## DIRECTION
Spot every line with the word "this" and return it.

## DATA TO PROCESS
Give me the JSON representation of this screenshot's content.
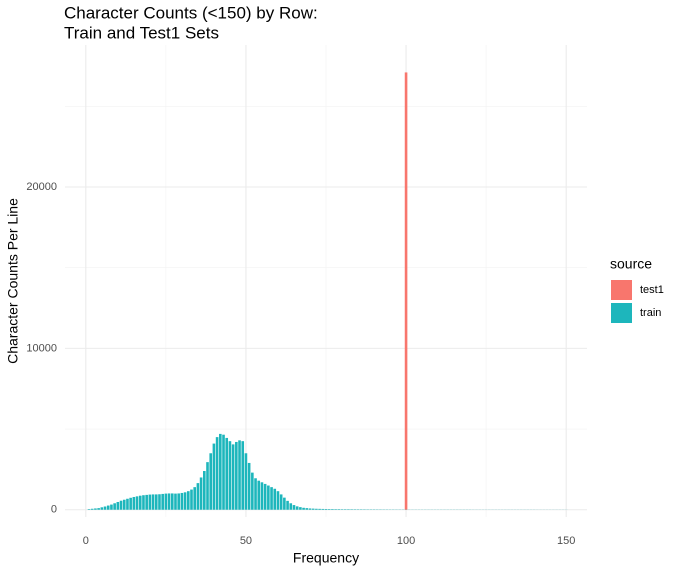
{
  "chart_data": {
    "type": "bar",
    "title": [
      "Character Counts (<150) by Row:",
      "Train and Test1 Sets"
    ],
    "x_label": "Frequency",
    "y_label": "Character Counts Per Line",
    "legend_title": "source",
    "legend": "right",
    "xlim": [
      -6.5,
      156.5
    ],
    "ylim": [
      -450,
      28800
    ],
    "xticks": [
      0,
      50,
      100,
      150
    ],
    "yticks": [
      0,
      10000,
      20000
    ],
    "x_minor_ticks": [
      25,
      75,
      125
    ],
    "y_minor_ticks": [
      5000,
      15000,
      25000
    ],
    "grid": true,
    "series": [
      {
        "name": "test1",
        "color": "#F8766D",
        "x": [
          100
        ],
        "values": [
          27100
        ]
      },
      {
        "name": "train",
        "color": "#1DB6BC",
        "x": [
          1,
          2,
          3,
          4,
          5,
          6,
          7,
          8,
          9,
          10,
          11,
          12,
          13,
          14,
          15,
          16,
          17,
          18,
          19,
          20,
          21,
          22,
          23,
          24,
          25,
          26,
          27,
          28,
          29,
          30,
          31,
          32,
          33,
          34,
          35,
          36,
          37,
          38,
          39,
          40,
          41,
          42,
          43,
          44,
          45,
          46,
          47,
          48,
          49,
          50,
          51,
          52,
          53,
          54,
          55,
          56,
          57,
          58,
          59,
          60,
          61,
          62,
          63,
          64,
          65,
          66,
          67,
          68,
          69,
          70,
          71,
          72,
          73,
          74,
          75,
          76,
          77,
          78,
          79,
          80,
          81,
          82,
          83,
          84,
          85,
          86,
          87,
          88,
          89,
          90,
          91,
          92,
          93,
          94,
          95,
          96,
          97,
          98,
          99,
          100,
          101,
          102,
          103,
          104,
          105,
          106,
          107,
          108,
          109,
          110,
          111,
          112,
          113,
          114,
          115,
          116,
          117,
          118,
          119,
          120,
          121,
          122,
          123,
          124,
          125,
          126,
          127,
          128,
          129,
          130,
          131,
          132,
          133,
          134,
          135,
          136,
          137,
          138,
          139,
          140,
          141,
          142,
          143,
          144,
          145,
          146,
          147,
          148,
          149,
          150
        ],
        "values": [
          40,
          60,
          80,
          100,
          150,
          200,
          260,
          320,
          400,
          480,
          560,
          620,
          680,
          740,
          790,
          830,
          870,
          900,
          920,
          940,
          950,
          950,
          960,
          980,
          1000,
          1010,
          1010,
          1000,
          1010,
          1040,
          1080,
          1150,
          1250,
          1400,
          1650,
          2000,
          2400,
          2950,
          3500,
          4100,
          4500,
          4700,
          4650,
          4450,
          4250,
          4050,
          4200,
          4300,
          4250,
          3500,
          2900,
          2300,
          1950,
          1800,
          1700,
          1600,
          1500,
          1400,
          1300,
          1150,
          950,
          750,
          550,
          400,
          290,
          210,
          160,
          120,
          100,
          80,
          70,
          60,
          55,
          50,
          45,
          40,
          40,
          35,
          35,
          30,
          30,
          30,
          28,
          26,
          25,
          24,
          22,
          20,
          20,
          20,
          18,
          18,
          16,
          16,
          15,
          15,
          14,
          14,
          13,
          12,
          10,
          10,
          10,
          10,
          10,
          10,
          10,
          10,
          10,
          10,
          10,
          10,
          10,
          10,
          10,
          10,
          10,
          10,
          10,
          10,
          8,
          8,
          8,
          8,
          8,
          8,
          8,
          8,
          8,
          8,
          8,
          8,
          8,
          8,
          8,
          8,
          8,
          8,
          8,
          8,
          6,
          6,
          6,
          6,
          6,
          6,
          6,
          6,
          6,
          6
        ]
      }
    ]
  }
}
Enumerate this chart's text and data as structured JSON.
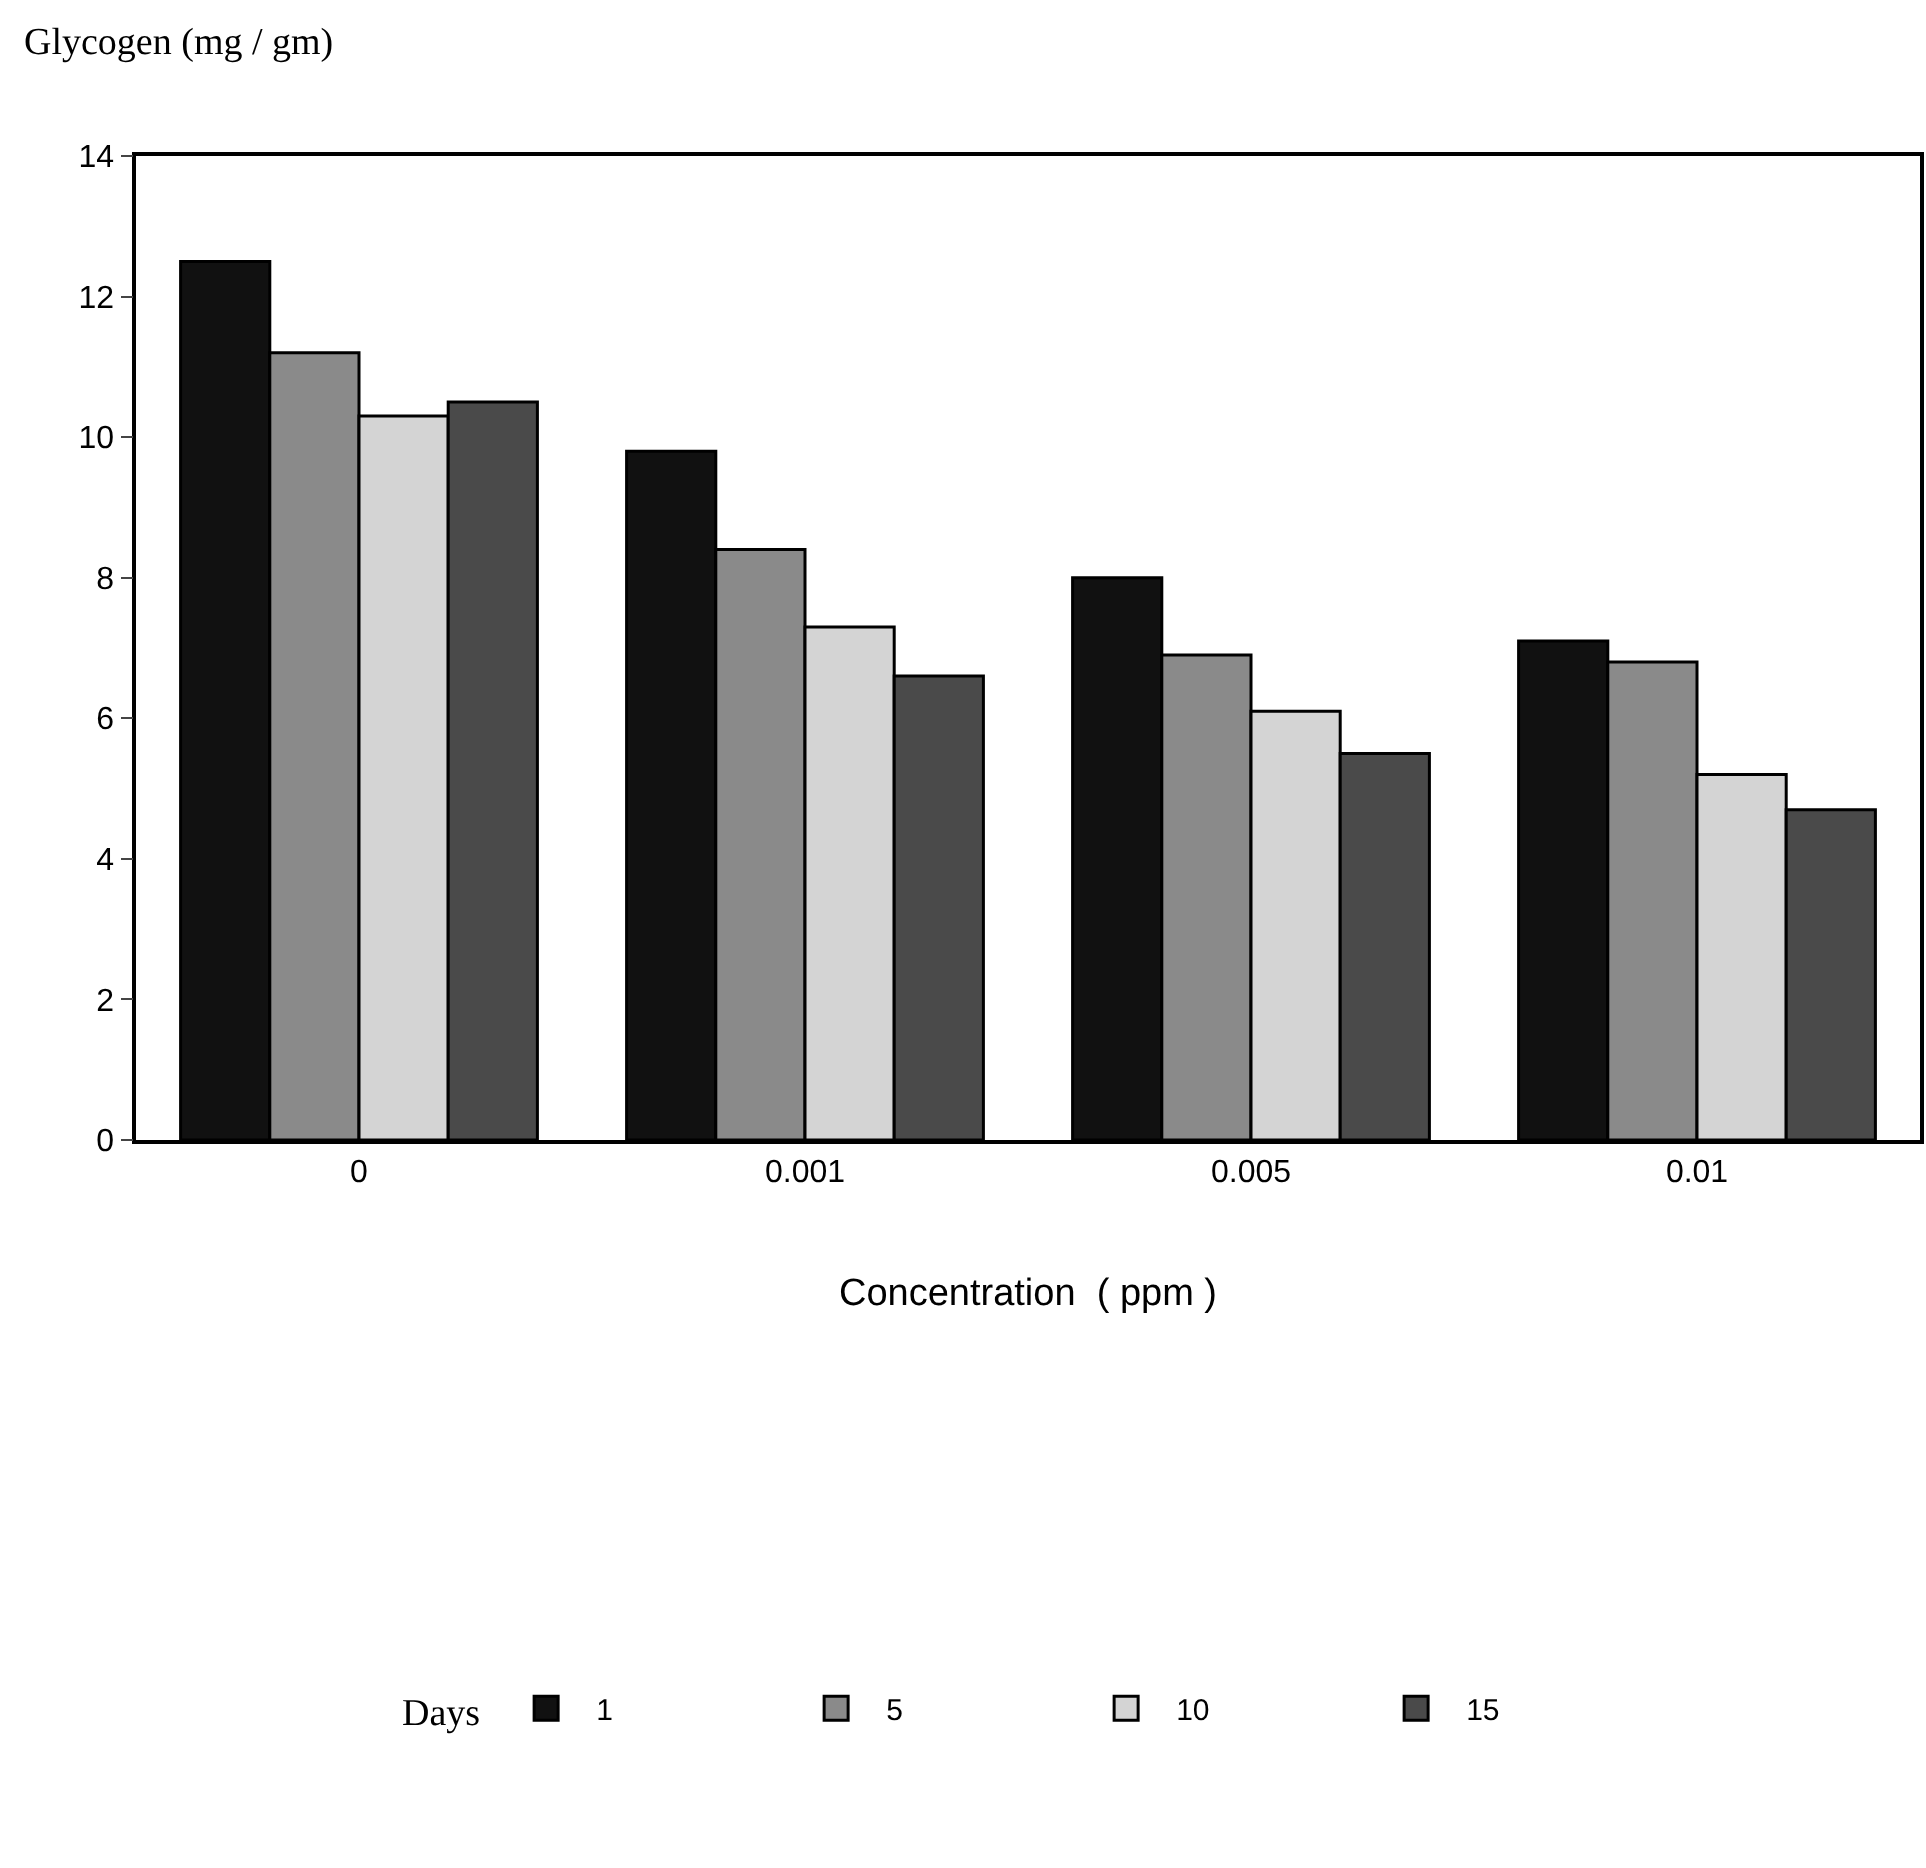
{
  "chart_data": {
    "type": "bar",
    "ylabel": "Glycogen (mg / gm)",
    "xlabel": "Concentration  ( ppm )",
    "legend_title": "Days",
    "categories": [
      "0",
      "0.001",
      "0.005",
      "0.01"
    ],
    "series": [
      {
        "name": "1",
        "color": "#111111",
        "values": [
          12.5,
          9.8,
          8.0,
          7.1
        ]
      },
      {
        "name": "5",
        "color": "#8a8a8a",
        "values": [
          11.2,
          8.4,
          6.9,
          6.8
        ]
      },
      {
        "name": "10",
        "color": "#d4d4d4",
        "values": [
          10.3,
          7.3,
          6.1,
          5.2
        ]
      },
      {
        "name": "15",
        "color": "#4a4a4a",
        "values": [
          10.5,
          6.6,
          5.5,
          4.7
        ]
      }
    ],
    "ylim": [
      0,
      14
    ],
    "yticks": [
      0,
      2,
      4,
      6,
      8,
      10,
      12,
      14
    ],
    "grid": false,
    "legend": "bottom"
  }
}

## WRITTEN REPLY
Give me the JSON representation of this screenshot's content.
Enumerate this chart's text and data as structured JSON.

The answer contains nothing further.